PROBLEM TO WORK ON » Read the lines of the data below and retrieve those with "resistance".

SOURCE INFORMATION »

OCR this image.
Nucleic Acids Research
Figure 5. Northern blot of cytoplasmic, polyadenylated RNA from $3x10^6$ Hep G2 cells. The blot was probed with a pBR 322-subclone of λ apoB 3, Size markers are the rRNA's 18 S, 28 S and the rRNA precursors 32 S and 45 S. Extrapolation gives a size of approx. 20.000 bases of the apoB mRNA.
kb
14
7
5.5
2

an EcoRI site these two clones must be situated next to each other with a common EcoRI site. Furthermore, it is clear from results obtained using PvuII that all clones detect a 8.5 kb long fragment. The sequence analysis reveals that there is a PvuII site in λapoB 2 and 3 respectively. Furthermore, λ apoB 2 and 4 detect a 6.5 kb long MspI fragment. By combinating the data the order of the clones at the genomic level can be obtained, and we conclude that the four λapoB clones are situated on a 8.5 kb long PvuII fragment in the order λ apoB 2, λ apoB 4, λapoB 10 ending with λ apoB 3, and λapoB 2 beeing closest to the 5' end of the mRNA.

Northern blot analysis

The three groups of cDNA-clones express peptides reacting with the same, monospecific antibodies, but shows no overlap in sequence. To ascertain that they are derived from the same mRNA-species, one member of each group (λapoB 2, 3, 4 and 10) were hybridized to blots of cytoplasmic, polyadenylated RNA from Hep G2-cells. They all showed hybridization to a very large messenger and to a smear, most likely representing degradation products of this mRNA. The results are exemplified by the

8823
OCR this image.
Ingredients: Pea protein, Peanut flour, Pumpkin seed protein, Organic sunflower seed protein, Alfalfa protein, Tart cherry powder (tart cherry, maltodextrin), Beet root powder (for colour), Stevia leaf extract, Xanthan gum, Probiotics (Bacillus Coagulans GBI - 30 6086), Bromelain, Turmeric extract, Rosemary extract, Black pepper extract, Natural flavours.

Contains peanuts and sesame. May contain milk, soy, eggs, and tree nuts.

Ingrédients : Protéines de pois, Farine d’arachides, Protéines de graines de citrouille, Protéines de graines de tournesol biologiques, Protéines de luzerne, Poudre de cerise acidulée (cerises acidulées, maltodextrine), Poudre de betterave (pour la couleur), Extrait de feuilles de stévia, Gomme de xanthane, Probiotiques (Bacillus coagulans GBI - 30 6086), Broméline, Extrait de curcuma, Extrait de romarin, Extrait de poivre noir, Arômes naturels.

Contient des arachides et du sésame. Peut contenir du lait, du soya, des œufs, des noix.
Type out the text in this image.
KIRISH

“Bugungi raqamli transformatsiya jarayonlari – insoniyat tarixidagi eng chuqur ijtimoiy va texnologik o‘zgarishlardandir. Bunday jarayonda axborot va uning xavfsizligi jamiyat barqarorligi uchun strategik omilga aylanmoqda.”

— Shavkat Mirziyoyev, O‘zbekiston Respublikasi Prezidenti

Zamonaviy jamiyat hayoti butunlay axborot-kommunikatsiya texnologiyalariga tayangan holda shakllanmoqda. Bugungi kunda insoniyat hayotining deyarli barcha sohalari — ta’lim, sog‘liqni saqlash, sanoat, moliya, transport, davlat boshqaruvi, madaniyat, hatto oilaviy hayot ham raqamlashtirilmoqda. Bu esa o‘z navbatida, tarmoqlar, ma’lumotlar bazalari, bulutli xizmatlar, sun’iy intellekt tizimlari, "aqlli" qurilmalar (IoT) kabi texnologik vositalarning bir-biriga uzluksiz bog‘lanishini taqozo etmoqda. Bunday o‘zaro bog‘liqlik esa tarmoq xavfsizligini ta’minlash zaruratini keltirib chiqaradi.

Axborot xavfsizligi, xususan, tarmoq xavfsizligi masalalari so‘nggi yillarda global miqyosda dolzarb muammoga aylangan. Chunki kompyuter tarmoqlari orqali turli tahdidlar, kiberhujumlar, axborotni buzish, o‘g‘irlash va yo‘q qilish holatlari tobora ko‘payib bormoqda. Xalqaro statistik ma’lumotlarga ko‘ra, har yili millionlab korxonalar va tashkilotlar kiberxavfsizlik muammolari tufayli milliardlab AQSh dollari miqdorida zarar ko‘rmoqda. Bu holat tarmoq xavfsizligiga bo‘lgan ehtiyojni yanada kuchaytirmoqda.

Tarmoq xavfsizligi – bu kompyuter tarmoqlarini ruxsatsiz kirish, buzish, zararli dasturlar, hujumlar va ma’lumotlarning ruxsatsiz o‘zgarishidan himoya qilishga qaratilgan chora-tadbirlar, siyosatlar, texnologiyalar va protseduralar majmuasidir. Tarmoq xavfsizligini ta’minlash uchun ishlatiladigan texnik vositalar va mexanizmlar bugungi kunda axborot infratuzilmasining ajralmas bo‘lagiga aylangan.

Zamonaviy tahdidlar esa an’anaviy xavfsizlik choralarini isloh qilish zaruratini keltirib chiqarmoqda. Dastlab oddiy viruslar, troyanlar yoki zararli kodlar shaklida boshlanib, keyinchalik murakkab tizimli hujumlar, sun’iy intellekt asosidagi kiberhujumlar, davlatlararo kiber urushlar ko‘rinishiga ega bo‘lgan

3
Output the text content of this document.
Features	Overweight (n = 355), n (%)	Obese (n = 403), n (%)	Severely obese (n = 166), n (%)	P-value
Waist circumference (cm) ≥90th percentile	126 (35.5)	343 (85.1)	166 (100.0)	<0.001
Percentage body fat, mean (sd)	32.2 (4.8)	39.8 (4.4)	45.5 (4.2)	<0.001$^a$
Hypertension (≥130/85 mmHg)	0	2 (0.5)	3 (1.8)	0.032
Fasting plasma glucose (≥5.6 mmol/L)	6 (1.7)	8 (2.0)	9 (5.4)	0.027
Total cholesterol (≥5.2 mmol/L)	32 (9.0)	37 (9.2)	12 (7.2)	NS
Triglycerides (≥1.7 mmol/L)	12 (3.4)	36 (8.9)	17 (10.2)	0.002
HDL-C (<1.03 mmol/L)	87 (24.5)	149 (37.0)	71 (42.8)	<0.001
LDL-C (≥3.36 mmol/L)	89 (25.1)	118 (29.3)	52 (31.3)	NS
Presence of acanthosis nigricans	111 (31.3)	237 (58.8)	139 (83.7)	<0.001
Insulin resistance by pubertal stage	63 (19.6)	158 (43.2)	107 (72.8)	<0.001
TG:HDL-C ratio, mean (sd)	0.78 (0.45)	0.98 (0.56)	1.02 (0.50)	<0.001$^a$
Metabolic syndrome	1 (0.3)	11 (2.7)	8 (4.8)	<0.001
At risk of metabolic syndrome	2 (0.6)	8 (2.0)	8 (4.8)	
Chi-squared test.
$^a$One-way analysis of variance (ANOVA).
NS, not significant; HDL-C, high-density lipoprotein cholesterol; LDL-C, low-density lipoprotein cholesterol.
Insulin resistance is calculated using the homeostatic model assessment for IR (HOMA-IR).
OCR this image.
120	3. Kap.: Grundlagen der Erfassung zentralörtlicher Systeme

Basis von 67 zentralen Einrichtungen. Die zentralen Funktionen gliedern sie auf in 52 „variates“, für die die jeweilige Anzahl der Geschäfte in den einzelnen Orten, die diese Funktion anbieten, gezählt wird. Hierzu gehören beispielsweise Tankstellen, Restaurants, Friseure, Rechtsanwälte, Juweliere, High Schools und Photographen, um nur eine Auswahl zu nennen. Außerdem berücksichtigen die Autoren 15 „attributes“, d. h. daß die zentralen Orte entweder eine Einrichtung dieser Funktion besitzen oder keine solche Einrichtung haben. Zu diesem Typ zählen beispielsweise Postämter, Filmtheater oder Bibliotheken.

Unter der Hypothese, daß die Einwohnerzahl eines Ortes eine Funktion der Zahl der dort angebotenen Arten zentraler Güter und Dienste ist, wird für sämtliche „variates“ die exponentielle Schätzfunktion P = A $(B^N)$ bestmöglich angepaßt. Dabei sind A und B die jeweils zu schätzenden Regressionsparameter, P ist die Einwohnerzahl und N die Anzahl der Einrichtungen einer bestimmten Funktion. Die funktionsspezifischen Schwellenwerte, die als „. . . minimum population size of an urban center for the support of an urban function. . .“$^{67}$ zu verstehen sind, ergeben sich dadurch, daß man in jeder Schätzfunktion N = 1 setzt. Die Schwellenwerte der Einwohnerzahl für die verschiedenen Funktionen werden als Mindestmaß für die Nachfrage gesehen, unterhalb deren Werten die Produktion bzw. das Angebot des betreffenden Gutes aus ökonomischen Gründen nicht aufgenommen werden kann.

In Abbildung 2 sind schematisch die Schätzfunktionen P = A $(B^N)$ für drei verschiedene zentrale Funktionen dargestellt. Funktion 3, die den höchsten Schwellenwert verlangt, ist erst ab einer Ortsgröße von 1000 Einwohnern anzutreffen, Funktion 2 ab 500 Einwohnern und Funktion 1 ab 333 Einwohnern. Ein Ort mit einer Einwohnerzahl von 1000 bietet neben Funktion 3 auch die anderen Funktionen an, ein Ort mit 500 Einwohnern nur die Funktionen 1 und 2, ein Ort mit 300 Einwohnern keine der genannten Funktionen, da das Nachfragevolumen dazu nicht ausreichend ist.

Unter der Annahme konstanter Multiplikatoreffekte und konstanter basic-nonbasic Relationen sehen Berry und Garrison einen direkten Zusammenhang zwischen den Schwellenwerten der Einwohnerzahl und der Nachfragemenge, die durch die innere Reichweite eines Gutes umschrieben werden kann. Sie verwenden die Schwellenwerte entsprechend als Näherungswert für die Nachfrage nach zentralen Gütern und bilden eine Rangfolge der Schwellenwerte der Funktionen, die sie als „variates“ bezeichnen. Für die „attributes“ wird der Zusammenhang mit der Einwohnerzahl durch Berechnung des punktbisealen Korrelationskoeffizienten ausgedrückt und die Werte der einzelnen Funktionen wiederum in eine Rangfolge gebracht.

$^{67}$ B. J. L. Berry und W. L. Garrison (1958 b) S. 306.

ANSWER BOX »
Insulin resistance by pubertal stage	63 (19.6)	158 (43.2)	107 (72.8)	<0.001
Insulin resistance is calculated using the homeostatic model assessment for IR (HOMA-IR).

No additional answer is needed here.